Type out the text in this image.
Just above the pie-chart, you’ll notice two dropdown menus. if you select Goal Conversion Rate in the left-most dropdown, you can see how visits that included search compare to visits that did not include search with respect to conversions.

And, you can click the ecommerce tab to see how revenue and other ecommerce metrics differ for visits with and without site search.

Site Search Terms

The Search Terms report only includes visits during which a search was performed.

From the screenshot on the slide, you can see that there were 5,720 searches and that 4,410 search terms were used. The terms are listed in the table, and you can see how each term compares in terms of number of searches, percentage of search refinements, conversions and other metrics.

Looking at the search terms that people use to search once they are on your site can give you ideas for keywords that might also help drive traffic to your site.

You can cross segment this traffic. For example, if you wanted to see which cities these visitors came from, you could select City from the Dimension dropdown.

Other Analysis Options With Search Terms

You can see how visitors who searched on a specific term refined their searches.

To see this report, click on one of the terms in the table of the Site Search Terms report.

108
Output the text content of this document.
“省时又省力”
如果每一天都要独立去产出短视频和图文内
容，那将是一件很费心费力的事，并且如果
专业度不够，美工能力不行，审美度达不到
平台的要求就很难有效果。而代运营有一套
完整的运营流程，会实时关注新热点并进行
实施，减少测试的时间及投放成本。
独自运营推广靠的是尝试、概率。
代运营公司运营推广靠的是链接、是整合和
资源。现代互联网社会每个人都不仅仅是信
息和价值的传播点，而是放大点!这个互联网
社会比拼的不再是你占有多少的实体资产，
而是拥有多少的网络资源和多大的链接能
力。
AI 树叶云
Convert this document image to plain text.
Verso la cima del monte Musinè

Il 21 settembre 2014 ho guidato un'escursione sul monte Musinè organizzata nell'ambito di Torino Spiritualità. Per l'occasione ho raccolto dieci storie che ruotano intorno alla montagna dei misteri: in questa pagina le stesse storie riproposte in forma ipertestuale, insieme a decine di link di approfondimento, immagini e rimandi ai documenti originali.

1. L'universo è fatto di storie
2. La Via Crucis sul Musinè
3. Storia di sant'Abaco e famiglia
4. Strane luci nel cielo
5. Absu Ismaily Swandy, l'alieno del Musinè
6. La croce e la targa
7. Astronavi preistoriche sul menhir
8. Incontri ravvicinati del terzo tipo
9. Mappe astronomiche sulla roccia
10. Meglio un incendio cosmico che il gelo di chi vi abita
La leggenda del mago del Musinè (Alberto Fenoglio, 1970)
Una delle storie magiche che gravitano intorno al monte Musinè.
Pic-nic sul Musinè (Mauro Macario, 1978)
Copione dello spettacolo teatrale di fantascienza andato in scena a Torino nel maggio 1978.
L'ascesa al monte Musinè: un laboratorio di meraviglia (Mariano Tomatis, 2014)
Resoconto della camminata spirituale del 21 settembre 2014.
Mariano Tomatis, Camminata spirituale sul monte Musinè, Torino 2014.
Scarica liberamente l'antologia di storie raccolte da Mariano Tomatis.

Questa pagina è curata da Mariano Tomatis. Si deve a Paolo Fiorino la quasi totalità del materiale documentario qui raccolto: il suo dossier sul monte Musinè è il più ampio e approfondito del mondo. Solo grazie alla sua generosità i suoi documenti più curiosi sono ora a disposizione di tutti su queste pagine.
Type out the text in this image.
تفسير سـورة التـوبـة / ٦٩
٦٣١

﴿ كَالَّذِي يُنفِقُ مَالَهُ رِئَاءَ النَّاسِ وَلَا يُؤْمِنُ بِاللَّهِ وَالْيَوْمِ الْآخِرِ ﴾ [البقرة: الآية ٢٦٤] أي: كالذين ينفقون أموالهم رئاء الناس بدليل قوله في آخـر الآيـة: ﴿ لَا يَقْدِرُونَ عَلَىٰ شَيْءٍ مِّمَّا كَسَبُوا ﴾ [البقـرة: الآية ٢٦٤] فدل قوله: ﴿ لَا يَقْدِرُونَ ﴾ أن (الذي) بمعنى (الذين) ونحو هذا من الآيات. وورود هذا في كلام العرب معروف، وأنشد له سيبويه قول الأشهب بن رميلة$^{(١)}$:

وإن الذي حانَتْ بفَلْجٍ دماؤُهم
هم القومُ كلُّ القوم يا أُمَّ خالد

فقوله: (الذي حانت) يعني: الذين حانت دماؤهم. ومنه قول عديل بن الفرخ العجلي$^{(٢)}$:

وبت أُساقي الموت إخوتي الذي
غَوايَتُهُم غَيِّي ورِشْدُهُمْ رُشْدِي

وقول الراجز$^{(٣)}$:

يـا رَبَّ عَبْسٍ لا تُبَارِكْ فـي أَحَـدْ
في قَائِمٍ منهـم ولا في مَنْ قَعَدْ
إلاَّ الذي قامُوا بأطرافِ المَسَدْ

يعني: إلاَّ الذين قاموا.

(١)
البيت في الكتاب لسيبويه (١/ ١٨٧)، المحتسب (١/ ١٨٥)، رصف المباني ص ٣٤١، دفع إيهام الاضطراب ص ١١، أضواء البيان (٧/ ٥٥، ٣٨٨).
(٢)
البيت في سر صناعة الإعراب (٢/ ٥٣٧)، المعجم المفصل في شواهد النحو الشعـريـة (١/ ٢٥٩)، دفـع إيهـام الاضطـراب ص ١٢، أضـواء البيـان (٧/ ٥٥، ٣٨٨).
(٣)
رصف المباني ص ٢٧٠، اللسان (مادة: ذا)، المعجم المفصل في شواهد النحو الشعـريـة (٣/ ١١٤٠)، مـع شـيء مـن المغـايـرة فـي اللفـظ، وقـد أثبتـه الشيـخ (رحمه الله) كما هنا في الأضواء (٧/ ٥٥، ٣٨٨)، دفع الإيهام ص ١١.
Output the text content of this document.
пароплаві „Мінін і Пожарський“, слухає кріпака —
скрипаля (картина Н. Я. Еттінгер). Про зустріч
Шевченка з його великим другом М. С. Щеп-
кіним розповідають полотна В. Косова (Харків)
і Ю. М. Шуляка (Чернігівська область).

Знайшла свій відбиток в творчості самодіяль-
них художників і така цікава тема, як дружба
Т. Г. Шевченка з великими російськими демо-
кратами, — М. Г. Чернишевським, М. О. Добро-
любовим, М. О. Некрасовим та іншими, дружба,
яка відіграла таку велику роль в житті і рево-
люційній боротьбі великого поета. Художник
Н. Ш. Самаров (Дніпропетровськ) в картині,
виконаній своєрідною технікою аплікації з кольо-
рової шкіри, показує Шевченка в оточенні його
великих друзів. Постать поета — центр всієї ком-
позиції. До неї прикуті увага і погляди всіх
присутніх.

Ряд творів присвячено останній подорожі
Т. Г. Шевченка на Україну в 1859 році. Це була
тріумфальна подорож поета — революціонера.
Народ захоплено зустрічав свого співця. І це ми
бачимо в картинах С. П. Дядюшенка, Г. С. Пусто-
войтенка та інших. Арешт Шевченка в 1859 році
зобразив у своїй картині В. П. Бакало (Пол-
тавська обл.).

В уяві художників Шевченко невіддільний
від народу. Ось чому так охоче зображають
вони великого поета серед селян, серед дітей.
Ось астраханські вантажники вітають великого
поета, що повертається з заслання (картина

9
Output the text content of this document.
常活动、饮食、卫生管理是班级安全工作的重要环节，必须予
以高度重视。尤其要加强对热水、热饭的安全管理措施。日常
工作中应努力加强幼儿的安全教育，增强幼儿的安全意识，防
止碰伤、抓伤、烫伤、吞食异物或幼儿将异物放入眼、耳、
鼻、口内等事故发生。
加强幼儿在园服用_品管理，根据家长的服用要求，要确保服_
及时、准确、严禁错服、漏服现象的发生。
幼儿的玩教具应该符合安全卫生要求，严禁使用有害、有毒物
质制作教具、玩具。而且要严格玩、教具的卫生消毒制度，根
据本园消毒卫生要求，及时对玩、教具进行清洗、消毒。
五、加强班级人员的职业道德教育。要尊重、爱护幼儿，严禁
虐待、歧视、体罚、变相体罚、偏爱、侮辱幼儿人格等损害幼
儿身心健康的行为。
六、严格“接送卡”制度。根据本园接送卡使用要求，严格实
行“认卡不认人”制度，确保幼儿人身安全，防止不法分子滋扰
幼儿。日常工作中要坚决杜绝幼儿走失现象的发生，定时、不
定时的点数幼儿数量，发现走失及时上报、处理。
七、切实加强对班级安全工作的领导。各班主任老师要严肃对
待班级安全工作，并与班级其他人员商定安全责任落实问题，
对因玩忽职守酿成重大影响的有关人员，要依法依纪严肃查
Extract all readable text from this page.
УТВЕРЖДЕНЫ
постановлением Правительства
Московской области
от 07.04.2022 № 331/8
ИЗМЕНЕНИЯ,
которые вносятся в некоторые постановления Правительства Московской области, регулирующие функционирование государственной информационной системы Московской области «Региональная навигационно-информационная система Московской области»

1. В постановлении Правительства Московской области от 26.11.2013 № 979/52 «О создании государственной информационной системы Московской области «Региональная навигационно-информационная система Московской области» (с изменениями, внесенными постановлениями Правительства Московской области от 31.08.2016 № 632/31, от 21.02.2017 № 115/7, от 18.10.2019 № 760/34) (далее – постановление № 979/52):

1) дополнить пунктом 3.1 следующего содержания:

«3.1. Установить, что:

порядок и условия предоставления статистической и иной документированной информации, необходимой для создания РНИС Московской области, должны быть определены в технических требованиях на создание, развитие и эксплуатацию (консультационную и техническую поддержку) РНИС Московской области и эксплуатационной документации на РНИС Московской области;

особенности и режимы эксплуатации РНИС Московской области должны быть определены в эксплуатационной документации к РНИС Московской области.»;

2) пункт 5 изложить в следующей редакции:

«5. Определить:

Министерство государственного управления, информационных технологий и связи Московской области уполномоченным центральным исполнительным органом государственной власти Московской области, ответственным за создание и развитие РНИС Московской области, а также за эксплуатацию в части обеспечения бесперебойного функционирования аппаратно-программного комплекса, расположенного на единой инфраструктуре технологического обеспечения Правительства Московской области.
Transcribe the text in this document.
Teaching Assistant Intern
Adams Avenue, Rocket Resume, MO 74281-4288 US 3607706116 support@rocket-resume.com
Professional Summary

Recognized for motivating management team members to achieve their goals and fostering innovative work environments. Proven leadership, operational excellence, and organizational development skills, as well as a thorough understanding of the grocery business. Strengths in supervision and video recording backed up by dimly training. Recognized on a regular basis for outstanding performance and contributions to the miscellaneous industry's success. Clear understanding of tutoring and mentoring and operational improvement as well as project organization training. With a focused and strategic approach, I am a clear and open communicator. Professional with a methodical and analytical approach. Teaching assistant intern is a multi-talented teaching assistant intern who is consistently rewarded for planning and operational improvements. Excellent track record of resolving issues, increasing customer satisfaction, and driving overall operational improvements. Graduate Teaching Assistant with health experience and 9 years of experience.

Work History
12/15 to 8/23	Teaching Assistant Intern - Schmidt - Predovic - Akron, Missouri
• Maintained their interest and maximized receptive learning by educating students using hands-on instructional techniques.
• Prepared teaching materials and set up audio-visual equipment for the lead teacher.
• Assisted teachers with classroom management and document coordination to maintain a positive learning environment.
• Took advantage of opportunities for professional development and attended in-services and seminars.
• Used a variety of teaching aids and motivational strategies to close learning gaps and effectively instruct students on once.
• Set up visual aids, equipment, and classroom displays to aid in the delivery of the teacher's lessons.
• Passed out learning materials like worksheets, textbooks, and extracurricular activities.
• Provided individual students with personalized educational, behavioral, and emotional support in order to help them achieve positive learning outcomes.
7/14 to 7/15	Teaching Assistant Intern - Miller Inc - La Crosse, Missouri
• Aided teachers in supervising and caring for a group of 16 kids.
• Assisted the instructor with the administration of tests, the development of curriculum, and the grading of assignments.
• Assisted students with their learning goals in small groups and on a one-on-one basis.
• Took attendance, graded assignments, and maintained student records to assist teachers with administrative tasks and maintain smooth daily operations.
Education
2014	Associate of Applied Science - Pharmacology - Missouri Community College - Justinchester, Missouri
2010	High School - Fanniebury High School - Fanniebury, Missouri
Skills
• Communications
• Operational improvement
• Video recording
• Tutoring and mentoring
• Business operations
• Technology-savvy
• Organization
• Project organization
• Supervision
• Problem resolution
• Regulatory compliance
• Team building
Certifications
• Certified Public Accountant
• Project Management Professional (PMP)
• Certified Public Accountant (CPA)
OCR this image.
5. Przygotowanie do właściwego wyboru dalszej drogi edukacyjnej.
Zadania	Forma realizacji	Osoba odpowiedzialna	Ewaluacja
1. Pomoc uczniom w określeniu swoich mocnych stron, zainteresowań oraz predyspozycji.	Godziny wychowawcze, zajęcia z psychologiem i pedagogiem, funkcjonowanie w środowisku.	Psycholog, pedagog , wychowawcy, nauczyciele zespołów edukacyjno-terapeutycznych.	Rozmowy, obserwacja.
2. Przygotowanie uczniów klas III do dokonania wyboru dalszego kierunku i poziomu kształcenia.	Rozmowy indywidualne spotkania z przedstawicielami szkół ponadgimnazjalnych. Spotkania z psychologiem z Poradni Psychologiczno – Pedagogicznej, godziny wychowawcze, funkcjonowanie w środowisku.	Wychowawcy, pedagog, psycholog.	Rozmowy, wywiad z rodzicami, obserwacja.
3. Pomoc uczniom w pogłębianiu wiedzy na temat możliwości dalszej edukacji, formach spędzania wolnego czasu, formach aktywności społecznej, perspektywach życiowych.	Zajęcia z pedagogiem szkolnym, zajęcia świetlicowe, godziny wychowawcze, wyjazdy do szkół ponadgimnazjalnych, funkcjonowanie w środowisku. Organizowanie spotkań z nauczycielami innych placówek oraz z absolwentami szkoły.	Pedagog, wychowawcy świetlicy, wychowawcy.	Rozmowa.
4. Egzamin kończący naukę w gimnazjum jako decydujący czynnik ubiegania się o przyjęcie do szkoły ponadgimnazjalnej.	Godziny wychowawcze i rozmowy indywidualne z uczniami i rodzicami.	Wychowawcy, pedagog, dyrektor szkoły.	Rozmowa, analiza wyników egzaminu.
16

·····

→ **Task directions**
Copy and report every line where the word "that" is present.

→ **Answer below**
Just above the pie-chart, you’ll notice two dropdown menus. if you select Goal Conversion Rate in the left-most dropdown, you can see how visits that included search compare to visits that did not include search with respect to conversions.
From the screenshot on the slide, you can see that there were 5,720 searches and that 4,410 search terms were used. The terms are listed in the table, and you can see how each term compares in terms of number of searches, percentage of search refinements, conversions and other metrics.
Looking at the search terms that people use to search once they are on your site can give you ideas for keywords that might also help drive traffic to your site.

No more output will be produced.